>> Begin

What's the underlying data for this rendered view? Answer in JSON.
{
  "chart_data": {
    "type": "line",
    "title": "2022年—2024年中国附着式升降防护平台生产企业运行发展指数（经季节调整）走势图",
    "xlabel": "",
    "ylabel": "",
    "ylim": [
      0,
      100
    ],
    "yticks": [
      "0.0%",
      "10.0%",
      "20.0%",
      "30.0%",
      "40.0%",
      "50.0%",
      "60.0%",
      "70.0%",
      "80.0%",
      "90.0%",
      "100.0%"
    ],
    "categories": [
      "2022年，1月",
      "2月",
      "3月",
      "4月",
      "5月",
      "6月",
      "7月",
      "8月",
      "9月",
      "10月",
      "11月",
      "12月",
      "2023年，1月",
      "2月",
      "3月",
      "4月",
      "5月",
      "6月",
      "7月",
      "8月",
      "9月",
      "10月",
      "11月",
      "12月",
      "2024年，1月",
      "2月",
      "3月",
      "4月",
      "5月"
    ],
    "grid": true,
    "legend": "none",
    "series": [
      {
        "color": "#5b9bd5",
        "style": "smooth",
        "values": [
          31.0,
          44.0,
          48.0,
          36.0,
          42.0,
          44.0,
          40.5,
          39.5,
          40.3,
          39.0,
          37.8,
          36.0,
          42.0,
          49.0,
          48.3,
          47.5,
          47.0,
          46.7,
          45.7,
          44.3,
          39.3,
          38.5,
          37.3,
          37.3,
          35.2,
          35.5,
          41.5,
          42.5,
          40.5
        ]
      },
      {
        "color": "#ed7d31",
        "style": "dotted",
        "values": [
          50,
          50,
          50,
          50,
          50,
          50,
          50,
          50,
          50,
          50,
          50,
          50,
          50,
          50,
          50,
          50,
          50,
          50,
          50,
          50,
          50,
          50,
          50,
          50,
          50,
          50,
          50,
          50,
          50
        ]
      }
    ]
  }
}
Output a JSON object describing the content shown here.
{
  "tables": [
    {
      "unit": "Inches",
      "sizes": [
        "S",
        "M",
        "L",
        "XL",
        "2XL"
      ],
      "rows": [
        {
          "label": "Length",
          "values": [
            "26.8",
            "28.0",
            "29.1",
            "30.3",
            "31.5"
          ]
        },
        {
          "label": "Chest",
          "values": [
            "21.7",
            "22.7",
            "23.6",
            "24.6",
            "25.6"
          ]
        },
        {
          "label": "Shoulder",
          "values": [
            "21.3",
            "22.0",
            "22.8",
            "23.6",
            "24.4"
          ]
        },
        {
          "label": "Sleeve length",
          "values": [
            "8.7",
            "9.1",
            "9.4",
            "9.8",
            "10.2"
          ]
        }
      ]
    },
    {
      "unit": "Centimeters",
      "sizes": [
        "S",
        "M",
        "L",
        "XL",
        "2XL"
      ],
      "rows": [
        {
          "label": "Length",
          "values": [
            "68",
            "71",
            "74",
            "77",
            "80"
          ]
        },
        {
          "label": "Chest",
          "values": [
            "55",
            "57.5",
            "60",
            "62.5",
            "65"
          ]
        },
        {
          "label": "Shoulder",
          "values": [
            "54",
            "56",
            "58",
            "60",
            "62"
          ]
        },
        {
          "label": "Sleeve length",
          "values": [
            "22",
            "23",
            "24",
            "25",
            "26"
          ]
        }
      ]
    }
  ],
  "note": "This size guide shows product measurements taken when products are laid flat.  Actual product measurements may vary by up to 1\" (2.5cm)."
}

>> End

-- WHAT IS EXPECTED --
Please reproduce each record precisely as written.

-- SOLVED PROBLEM --
What's the underlying data for this rendered view? Answer in JSON.
{
  "chart_data": {
    "type": "line",
    "title": "2022年—2024年中国附着式升降防护平台生产企业运行发展指数（经季节调整）走势图",
    "xlabel": "",
    "ylabel": "",
    "ylim": [
      0,
      100
    ],
    "yticks": [
      "0.0%",
      "10.0%",
      "20.0%",
      "30.0%",
      "40.0%",
      "50.0%",
      "60.0%",
      "70.0%",
      "80.0%",
      "90.0%",
      "100.0%"
    ],
    "categories": [
      "2022年，1月",
      "2月",
      "3月",
      "4月",
      "5月",
      "6月",
      "7月",
      "8月",
      "9月",
      "10月",
      "11月",
      "12月",
      "2023年，1月",
      "2月",
      "3月",
      "4月",
      "5月",
      "6月",
      "7月",
      "8月",
      "9月",
      "10月",
      "11月",
      "12月",
      "2024年，1月",
      "2月",
      "3月",
      "4月",
      "5月"
    ],
    "grid": true,
    "legend": "none",
    "series": [
      {
        "color": "#5b9bd5",
        "style": "smooth",
        "values": [
          31.0,
          44.0,
          48.0,
          36.0,
          42.0,
          44.0,
          40.5,
          39.5,
          40.3,
          39.0,
          37.8,
          36.0,
          42.0,
          49.0,
          48.3,
          47.5,
          47.0,
          46.7,
          45.7,
          44.3,
          39.3,
          38.5,
          37.3,
          37.3,
          35.2,
          35.5,
          41.5,
          42.5,
          40.5
        ]
      },
      {
        "color": "#ed7d31",
        "style": "dotted",
        "values": [
          50,
          50,
          50,
          50,
          50,
          50,
          50,
          50,
          50,
          50,
          50,
          50,
          50,
          50,
          50,
          50,
          50,
          50,
          50,
          50,
          50,
          50,
          50,
          50,
          50,
          50,
          50,
          50,
          50
        ]
      }
    ]
  }
}
Output a JSON object describing the content shown here.
{
  "tables": [
    {
      "unit": "Inches",
      "sizes": [
        "S",
        "M",
        "L",
        "XL",
        "2XL"
      ],
      "rows": [
        {
          "label": "Length",
          "values": [
            "26.8",
            "28.0",
            "29.1",
            "30.3",
            "31.5"
          ]
        },
        {
          "label": "Chest",
          "values": [
            "21.7",
            "22.7",
            "23.6",
            "24.6",
            "25.6"
          ]
        },
        {
          "label": "Shoulder",
          "values": [
            "21.3",
            "22.0",
            "22.8",
            "23.6",
            "24.4"
          ]
        },
        {
          "label": "Sleeve length",
          "values": [
            "8.7",
            "9.1",
            "9.4",
            "9.8",
            "10.2"
          ]
        }
      ]
    },
    {
      "unit": "Centimeters",
      "sizes": [
        "S",
        "M",
        "L",
        "XL",
        "2XL"
      ],
      "rows": [
        {
          "label": "Length",
          "values": [
            "68",
            "71",
            "74",
            "77",
            "80"
          ]
        },
        {
          "label": "Chest",
          "values": [
            "55",
            "57.5",
            "60",
            "62.5",
            "65"
          ]
        },
        {
          "label": "Shoulder",
          "values": [
            "54",
            "56",
            "58",
            "60",
            "62"
          ]
        },
        {
          "label": "Sleeve length",
          "values": [
            "22",
            "23",
            "24",
            "25",
            "26"
          ]
        }
      ]
    }
  ],
  "note": "This size guide shows product measurements taken when products are laid flat.  Actual product measurements may vary by up to 1\" (2.5cm)."
}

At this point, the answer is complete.